▶ **YOUR GOAL**: Which lines hold the word "mantenimiento"? Copy each of them.

▶ **EXTRACTED DATA**:
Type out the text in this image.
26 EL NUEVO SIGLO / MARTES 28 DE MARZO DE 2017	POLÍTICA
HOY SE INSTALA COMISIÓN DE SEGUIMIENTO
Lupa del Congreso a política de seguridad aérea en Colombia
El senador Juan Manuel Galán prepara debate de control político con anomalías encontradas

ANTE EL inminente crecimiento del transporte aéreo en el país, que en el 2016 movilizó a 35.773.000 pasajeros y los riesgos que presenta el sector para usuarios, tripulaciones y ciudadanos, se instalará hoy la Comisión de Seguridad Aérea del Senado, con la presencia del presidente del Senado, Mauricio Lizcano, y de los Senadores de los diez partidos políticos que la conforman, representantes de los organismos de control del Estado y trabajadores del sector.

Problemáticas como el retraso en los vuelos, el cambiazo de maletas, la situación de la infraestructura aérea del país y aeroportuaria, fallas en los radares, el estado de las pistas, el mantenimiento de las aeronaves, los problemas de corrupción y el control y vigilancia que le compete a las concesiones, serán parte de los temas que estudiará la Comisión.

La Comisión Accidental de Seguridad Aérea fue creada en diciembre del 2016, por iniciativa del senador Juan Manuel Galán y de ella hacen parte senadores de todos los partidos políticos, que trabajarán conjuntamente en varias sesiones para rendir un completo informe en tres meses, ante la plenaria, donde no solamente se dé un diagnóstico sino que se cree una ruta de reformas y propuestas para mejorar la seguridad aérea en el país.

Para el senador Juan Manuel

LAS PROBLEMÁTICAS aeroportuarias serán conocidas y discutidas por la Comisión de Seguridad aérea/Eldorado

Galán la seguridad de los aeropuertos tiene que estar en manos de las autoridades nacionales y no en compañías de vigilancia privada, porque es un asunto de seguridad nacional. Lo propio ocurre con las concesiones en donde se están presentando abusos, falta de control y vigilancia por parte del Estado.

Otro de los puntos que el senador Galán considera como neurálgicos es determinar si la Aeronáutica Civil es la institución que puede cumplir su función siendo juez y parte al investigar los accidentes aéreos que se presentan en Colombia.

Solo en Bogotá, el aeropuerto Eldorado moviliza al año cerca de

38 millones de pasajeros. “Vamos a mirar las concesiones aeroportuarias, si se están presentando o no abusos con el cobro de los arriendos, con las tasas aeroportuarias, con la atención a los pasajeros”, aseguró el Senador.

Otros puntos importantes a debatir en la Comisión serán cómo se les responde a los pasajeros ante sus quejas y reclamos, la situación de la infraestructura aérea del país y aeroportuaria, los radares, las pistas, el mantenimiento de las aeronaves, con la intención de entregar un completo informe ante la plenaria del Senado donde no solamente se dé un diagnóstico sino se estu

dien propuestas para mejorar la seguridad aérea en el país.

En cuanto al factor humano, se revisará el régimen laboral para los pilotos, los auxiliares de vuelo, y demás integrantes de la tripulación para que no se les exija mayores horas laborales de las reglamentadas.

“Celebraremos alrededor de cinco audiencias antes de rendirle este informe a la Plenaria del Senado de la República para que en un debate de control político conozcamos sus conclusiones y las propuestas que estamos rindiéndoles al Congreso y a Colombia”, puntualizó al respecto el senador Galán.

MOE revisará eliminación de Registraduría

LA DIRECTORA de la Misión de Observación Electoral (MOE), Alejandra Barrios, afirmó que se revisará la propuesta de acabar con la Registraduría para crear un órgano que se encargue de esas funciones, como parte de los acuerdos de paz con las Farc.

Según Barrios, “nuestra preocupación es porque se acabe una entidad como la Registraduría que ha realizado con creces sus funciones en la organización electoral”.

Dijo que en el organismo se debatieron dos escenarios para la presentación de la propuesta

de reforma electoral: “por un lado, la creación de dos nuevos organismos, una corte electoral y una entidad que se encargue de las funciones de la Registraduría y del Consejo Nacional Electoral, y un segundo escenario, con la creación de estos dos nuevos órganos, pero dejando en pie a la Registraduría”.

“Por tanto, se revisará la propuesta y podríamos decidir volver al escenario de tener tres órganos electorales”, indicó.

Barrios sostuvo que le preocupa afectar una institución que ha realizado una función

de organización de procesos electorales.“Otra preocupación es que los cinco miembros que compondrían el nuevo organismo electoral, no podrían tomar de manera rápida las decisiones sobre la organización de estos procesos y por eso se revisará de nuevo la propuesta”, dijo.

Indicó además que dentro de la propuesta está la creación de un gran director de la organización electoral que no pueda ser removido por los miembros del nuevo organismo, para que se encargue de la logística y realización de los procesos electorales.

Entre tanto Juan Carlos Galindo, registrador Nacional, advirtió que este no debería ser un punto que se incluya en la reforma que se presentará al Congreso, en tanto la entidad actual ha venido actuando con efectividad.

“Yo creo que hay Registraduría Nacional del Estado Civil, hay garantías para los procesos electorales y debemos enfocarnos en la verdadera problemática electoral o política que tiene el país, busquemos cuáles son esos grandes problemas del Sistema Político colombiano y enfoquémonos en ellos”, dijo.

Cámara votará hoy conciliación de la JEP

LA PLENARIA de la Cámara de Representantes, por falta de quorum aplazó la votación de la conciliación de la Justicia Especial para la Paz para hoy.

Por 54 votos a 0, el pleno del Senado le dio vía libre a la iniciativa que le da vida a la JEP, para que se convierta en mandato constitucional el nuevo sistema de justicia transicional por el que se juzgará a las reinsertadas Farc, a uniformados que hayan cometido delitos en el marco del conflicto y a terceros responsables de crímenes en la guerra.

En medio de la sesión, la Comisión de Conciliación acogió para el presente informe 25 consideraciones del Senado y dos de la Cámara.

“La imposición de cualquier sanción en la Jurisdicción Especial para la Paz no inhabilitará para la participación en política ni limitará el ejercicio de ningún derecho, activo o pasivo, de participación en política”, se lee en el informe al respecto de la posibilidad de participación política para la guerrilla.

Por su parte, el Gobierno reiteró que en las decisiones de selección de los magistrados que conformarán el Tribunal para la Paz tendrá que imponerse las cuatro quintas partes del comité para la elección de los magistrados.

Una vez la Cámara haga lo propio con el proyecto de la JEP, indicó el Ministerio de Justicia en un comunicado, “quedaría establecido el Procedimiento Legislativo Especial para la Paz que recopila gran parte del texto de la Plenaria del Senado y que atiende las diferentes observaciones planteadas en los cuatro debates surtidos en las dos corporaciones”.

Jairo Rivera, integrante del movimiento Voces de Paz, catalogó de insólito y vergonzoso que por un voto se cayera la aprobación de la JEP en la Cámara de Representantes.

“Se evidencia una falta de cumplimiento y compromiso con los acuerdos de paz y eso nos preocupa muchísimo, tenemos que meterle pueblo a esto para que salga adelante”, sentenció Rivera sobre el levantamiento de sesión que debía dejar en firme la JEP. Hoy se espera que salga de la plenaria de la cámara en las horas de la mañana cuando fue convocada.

▶ **SOLUTION TO THIS TASK**:
Problemáticas como el retraso en los vuelos, el cambiazo de maletas, la situación de la infraestructura aérea del país y aeroportuaria, fallas en los radares, el estado de las pistas, el mantenimiento de las aeronaves, los problemas de corrupción y el control y vigilancia que le compete a las concesiones, serán parte de los temas que estudiará la Comisión.
Otros puntos importantes a debatir en la Comisión serán cómo se les responde a los pasajeros ante sus quejas y reclamos, la situación de la infraestructura aérea del país y aeroportuaria, los radares, las pistas, el mantenimiento de las aeronaves, con la intención de entregar un completo informe ante la plenaria del Senado donde no solamente se dé un diagnóstico sino se estu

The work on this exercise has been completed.